_EXTRACT_:
+--
While some of the market's losses were recovered over the last couple of weeks, crypto severely underperformed stocks throughout the month of November.
Recent market events have left the crypto industry devastated. November marked one of the most turbulent months in recent crypto history. While some of the market's losses were recovered over the last couple of weeks, crypto severely underperformed stocks throughout the month of November. This trend broke the high correlation the two markets had throughout the year.
Most crypto assets incurred losses greater than 10% during the month of November. Bitcoin and ETH are down 11.65% and 12.92% respectively in the last month, while the S&P 500 and Nasdaq 100 are up 2.76% and 3.96% respectively. Stocks rallied as the Federal Reserve confirmed its stance towards lower interest rate hikes in upcoming meetings.
Crypto's internal troubles and macro's positive tailwinds were reflected in terms of price performance during the month of November. These two opposite paths broke the high positive correlation that the two markets had carried throughout the year.
+--
_RECORD EXTRACTS_:
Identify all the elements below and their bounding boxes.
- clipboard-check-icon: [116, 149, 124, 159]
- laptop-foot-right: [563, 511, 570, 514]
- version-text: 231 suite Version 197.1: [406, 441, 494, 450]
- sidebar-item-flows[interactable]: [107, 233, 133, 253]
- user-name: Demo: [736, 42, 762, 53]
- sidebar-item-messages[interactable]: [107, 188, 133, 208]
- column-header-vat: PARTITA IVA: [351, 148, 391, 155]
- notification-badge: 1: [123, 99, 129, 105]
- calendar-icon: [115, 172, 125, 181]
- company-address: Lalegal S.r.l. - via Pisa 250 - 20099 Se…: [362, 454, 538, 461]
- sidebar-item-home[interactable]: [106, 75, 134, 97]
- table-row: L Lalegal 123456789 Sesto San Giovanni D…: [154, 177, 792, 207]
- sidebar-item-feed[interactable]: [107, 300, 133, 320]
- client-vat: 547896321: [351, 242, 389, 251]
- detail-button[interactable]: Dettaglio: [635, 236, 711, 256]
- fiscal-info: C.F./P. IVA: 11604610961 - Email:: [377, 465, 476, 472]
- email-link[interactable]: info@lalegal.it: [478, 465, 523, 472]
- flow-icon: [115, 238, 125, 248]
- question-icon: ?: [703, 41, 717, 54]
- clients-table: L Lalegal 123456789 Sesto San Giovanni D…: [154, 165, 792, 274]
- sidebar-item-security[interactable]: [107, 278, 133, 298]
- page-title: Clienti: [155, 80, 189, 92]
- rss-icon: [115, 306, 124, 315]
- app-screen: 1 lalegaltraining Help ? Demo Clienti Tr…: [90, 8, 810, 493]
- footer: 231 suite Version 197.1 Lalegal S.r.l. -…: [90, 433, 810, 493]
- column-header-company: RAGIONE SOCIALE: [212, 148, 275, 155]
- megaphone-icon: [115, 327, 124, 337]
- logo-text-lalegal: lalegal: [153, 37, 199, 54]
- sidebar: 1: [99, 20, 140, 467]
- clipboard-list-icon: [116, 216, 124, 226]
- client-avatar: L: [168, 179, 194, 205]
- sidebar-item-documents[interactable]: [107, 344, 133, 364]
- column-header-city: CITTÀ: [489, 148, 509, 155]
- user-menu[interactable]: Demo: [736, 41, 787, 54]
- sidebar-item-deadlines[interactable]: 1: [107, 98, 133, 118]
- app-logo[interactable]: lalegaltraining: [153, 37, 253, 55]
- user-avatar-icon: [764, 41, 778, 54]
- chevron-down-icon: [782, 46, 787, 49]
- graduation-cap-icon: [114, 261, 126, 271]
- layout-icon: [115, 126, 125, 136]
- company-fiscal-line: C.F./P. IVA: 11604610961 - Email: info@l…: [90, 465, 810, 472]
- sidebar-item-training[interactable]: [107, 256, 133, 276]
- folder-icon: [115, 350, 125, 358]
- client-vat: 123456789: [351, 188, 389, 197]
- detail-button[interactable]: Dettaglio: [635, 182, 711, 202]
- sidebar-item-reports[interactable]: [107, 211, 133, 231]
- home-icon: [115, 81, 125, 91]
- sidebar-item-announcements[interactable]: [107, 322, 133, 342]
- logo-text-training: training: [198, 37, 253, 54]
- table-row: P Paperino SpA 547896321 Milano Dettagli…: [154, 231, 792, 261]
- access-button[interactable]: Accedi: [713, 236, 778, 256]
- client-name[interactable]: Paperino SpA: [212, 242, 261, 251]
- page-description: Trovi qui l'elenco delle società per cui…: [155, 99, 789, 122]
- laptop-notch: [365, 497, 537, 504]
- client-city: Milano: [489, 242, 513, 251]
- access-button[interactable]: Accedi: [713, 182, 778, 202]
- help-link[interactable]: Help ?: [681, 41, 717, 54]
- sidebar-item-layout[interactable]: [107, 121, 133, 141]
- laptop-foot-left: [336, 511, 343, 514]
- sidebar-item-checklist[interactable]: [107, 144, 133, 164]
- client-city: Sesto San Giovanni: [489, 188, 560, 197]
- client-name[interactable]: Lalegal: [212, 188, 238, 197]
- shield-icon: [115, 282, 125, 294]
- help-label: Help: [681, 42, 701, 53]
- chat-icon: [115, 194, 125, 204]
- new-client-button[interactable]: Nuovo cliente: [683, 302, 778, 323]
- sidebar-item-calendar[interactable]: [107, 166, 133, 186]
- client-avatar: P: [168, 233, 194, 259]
+--
_STATED EXERCISE_: Could you write out the passage above on crypto's losses against stocks in November, word for word and in full?

_EXERCISE RESPONSE_:
While some of the market's losses were recovered over the last couple of weeks, crypto severely underperformed stocks throughout the month of November.
Recent market events have left the crypto industry devastated. November marked one of the most turbulent months in recent crypto history. While some of the market's losses were recovered over the last couple of weeks, crypto severely underperformed stocks throughout the month of November. This trend broke the high correlation the two markets had throughout the year.
Most crypto assets incurred losses greater than 10% during the month of November. Bitcoin and ETH are down 11.65% and 12.92% respectively in the last month, while the S&P 500 and Nasdaq 100 are up 2.76% and 3.96% respectively. Stocks rallied as the Federal Reserve confirmed its stance towards lower interest rate hikes in upcoming meetings.
Crypto's internal troubles and macro's positive tailwinds were reflected in terms of price performance during the month of November. These two opposite paths broke the high positive correlation that the two markets had carried throughout the year.